EXERCISE BRIEF
Please print the "Slow Down Summer" song article below in full, word for word.

EXCERPT
^^^^^^^^
Single by Thomas Rhett

from the album Where We Started
- Released: November 5, 2021
- Genre: Country
- Length: 3:36
- Label: Valory
- Songwriters: Ashley Gorley; Sean Douglas; Jesse Frasure; Rhett Akins; Thomas Rhett;
- Producers: Dann Huff; Jesse Frasure;

Thomas Rhett singles chronology
| "Thank You Lord" (2021) | "Slow Down Summer" (2021) | "Half of Me" (2022) |

Music video
- "Slow Down Summer" on YouTube

= Slow Down Summer =

2021 single by Thomas Rhett

"Slow Down Summer" is a song by American country music singer Thomas Rhett. It was released on November 5, 2021 as the lead single from his sixth studio album, Where We Started. The song was written by Rhett with his father Rhett Akins, as well as Ashley Gorley, Sean Douglas, and Jesse Frasure.

==Background==
In a press release, Rhett stated: "I wrote this song from the point of view of two people who are in love during senior year of high school, I envisioned them headed off to different schools and they're starting to understand that the moment the weather starts to change, they've got a 99-percent chance this relationship is not going to work. I know that myself and a lot of people have been there before, wishing the fireworks stage doesn't have to end."
^^^^^^^^
ENTRIES
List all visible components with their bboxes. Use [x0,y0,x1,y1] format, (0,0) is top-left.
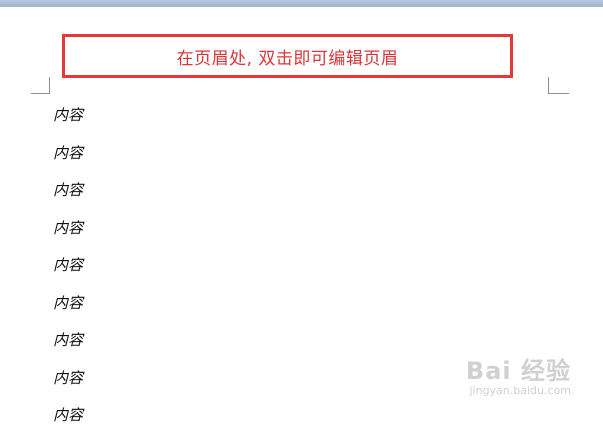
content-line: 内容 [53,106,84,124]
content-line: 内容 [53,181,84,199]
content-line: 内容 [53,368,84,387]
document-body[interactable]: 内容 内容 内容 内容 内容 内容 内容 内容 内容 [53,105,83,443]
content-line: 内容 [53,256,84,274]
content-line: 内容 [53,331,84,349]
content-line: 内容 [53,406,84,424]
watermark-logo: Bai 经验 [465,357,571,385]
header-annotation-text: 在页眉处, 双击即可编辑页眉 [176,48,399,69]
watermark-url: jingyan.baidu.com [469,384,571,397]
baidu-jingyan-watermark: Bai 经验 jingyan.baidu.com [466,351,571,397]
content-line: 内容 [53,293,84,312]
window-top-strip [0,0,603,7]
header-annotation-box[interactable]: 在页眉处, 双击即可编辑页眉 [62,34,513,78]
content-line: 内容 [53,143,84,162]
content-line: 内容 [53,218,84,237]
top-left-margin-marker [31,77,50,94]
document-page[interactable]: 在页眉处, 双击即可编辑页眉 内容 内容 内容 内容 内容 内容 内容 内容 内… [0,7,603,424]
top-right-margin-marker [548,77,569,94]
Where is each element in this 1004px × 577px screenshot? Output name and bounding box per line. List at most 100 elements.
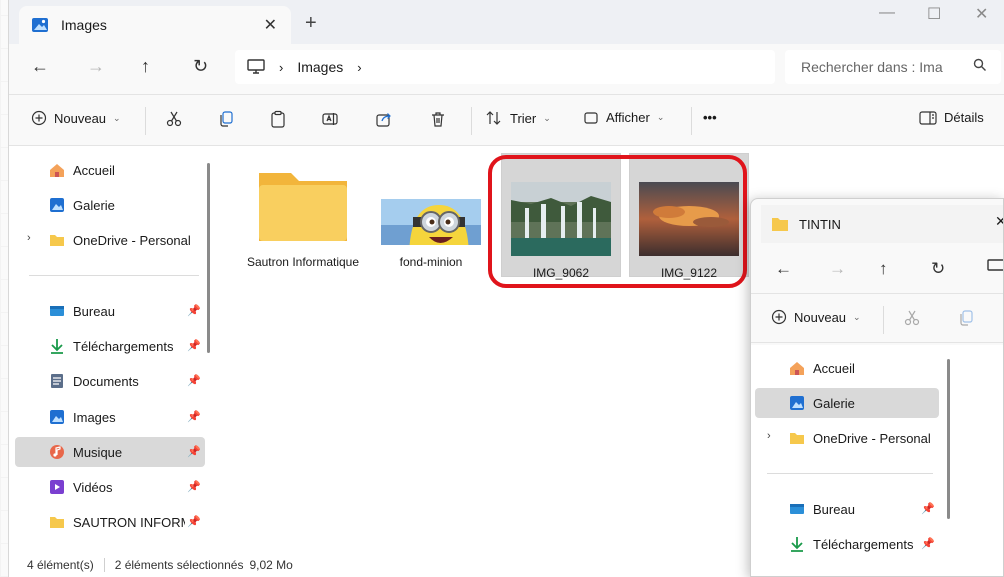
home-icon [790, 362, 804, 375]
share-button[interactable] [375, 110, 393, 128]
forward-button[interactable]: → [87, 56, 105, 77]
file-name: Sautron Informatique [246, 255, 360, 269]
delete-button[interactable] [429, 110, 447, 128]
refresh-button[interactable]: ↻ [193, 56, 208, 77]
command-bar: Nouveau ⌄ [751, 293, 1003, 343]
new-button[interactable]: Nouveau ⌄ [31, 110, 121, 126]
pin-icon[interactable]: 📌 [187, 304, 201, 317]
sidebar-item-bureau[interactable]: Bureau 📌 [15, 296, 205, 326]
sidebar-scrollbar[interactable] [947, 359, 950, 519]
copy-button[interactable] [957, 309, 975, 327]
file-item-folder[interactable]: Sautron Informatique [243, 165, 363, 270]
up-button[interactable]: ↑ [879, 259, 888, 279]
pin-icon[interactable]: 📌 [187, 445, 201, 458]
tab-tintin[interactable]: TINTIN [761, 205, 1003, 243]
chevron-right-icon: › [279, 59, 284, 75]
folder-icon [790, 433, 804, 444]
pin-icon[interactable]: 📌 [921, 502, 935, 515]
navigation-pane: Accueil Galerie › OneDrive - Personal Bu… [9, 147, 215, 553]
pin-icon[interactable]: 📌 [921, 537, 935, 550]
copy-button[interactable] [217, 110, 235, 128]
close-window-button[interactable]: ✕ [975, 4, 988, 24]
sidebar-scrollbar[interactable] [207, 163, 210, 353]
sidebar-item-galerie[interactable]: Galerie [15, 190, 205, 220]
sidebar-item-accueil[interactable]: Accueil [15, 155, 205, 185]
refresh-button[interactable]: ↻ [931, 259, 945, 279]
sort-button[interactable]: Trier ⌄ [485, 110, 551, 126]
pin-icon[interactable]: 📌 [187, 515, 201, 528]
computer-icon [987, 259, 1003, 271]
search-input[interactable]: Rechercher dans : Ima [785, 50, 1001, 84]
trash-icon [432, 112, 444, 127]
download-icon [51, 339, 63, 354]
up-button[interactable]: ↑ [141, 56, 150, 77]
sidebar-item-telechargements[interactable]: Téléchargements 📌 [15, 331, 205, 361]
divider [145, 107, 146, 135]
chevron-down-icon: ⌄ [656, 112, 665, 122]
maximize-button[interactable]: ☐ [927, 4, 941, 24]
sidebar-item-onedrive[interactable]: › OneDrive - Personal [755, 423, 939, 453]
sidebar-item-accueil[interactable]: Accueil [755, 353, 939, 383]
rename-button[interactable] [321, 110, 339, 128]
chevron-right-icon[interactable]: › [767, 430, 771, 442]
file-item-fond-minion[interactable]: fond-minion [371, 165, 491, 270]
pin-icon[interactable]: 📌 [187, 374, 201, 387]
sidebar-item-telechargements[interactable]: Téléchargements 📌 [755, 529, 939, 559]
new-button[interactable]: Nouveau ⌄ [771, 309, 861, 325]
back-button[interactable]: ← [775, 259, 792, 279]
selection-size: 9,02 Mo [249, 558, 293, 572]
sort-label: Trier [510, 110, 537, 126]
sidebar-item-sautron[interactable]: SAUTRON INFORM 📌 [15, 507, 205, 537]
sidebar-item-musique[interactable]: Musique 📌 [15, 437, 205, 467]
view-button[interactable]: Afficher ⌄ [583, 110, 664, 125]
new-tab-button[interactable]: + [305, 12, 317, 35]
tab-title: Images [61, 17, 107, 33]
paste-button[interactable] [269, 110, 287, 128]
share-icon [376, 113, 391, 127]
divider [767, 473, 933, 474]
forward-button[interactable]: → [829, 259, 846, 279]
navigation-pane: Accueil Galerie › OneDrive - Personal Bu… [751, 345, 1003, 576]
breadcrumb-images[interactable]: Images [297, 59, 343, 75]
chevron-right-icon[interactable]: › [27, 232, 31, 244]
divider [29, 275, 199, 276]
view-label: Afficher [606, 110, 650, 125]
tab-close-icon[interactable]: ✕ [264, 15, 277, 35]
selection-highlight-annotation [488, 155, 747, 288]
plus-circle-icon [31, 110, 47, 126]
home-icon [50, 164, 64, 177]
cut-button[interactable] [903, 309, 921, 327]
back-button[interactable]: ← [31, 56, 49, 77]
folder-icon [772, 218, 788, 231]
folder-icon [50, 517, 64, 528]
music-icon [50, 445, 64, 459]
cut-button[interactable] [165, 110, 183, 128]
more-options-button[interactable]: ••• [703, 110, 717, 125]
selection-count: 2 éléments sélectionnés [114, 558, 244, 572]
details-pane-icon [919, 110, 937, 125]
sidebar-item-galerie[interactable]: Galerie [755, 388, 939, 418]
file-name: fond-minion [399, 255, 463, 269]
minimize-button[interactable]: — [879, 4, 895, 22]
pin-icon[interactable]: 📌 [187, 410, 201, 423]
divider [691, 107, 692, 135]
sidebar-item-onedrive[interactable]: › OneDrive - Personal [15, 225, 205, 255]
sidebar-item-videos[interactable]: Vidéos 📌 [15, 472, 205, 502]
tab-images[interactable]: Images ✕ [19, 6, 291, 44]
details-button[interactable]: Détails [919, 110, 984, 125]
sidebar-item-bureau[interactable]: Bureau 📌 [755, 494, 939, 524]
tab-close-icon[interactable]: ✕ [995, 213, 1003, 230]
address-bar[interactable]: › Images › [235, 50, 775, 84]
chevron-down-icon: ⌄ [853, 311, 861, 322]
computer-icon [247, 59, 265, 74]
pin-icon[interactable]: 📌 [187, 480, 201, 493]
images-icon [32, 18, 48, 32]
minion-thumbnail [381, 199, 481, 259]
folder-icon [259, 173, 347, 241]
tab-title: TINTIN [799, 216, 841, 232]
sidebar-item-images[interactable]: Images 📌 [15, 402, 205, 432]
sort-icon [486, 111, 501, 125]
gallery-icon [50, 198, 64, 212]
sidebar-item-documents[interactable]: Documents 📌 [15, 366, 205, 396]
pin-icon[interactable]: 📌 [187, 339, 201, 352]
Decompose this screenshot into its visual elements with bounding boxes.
^^^^^^^^
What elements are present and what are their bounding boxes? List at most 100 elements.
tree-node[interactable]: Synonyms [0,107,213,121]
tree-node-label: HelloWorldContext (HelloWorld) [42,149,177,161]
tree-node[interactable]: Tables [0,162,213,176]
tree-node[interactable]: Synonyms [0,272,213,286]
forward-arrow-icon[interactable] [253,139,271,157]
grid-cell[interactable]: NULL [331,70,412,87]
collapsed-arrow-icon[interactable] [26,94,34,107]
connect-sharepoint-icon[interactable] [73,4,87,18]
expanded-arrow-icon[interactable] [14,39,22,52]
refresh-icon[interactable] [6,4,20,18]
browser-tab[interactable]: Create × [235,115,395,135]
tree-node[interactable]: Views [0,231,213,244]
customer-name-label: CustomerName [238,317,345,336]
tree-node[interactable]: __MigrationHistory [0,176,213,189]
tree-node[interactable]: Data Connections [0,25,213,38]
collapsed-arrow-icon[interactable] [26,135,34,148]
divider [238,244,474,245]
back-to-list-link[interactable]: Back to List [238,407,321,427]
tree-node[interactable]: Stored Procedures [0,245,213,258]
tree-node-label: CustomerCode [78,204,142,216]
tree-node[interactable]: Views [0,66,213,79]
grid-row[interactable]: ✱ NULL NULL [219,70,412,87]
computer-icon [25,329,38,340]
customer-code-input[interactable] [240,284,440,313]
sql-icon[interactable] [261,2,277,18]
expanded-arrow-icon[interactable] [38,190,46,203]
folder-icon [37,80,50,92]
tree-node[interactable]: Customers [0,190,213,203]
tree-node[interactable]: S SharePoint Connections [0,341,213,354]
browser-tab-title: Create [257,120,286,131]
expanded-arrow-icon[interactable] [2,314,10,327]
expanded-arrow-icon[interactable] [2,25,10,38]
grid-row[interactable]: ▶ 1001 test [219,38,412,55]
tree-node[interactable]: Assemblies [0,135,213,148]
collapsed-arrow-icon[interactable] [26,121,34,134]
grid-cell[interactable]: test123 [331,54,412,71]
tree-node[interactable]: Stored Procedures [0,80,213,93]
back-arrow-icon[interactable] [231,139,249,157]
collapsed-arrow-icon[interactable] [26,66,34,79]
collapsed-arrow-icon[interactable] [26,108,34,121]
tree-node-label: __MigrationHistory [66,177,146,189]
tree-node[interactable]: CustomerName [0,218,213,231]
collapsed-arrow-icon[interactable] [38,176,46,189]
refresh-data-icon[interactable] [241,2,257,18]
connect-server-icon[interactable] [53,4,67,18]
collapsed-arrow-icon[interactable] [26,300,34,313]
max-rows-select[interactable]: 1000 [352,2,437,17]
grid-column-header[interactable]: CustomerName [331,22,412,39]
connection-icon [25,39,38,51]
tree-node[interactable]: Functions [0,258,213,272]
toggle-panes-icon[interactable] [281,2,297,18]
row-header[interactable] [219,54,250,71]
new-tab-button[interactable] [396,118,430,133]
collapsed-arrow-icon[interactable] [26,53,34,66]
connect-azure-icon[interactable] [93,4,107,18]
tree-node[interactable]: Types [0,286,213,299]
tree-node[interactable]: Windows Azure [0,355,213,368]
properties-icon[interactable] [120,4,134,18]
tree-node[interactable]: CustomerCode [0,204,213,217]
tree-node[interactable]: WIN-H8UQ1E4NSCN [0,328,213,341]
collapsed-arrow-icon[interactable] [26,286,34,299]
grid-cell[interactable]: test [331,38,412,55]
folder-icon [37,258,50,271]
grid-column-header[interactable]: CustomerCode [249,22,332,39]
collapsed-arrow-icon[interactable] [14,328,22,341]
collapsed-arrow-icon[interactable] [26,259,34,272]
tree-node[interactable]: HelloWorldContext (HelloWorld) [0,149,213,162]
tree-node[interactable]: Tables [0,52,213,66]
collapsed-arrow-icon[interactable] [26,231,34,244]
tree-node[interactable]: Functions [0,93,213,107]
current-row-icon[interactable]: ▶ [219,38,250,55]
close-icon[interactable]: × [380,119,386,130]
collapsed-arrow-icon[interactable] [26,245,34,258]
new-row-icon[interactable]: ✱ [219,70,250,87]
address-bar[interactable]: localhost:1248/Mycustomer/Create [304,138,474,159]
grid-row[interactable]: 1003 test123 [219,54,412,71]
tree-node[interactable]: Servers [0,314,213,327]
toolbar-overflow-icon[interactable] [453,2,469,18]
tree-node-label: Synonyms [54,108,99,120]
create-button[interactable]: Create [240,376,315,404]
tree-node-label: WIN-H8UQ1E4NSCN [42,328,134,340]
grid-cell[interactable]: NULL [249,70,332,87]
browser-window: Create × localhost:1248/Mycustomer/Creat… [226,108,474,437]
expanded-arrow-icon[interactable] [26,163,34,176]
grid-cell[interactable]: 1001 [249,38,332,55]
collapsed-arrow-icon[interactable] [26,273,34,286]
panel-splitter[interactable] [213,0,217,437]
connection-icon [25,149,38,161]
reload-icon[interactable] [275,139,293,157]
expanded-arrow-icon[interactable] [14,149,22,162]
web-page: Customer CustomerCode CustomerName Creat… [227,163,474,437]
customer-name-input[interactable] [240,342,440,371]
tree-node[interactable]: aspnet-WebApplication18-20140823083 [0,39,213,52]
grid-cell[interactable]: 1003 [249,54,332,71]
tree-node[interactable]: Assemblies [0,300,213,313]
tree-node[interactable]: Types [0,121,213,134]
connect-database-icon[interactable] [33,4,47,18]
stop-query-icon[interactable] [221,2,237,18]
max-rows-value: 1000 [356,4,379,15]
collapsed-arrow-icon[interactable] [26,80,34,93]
^^^^^^^^
FINAL ANSWER
Single by Thomas Rhett

from the album Where We Started
- Released: November 5, 2021
- Genre: Country
- Length: 3:36
- Label: Valory
- Songwriters: Ashley Gorley; Sean Douglas; Jesse Frasure; Rhett Akins; Thomas Rhett;
- Producers: Dann Huff; Jesse Frasure;

Thomas Rhett singles chronology
| "Thank You Lord" (2021) | "Slow Down Summer" (2021) | "Half of Me" (2022) |

Music video
- "Slow Down Summer" on YouTube

= Slow Down Summer =

2021 single by Thomas Rhett

"Slow Down Summer" is a song by American country music singer Thomas Rhett. It was released on November 5, 2021 as the lead single from his sixth studio album, Where We Started. The song was written by Rhett with his father Rhett Akins, as well as Ashley Gorley, Sean Douglas, and Jesse Frasure.

==Background==
In a press release, Rhett stated: "I wrote this song from the point of view of two people who are in love during senior year of high school, I envisioned them headed off to different schools and they're starting to understand that the moment the weather starts to change, they've got a 99-percent chance this relationship is not going to work. I know that myself and a lot of people have been there before, wishing the fireworks stage doesn't have to end."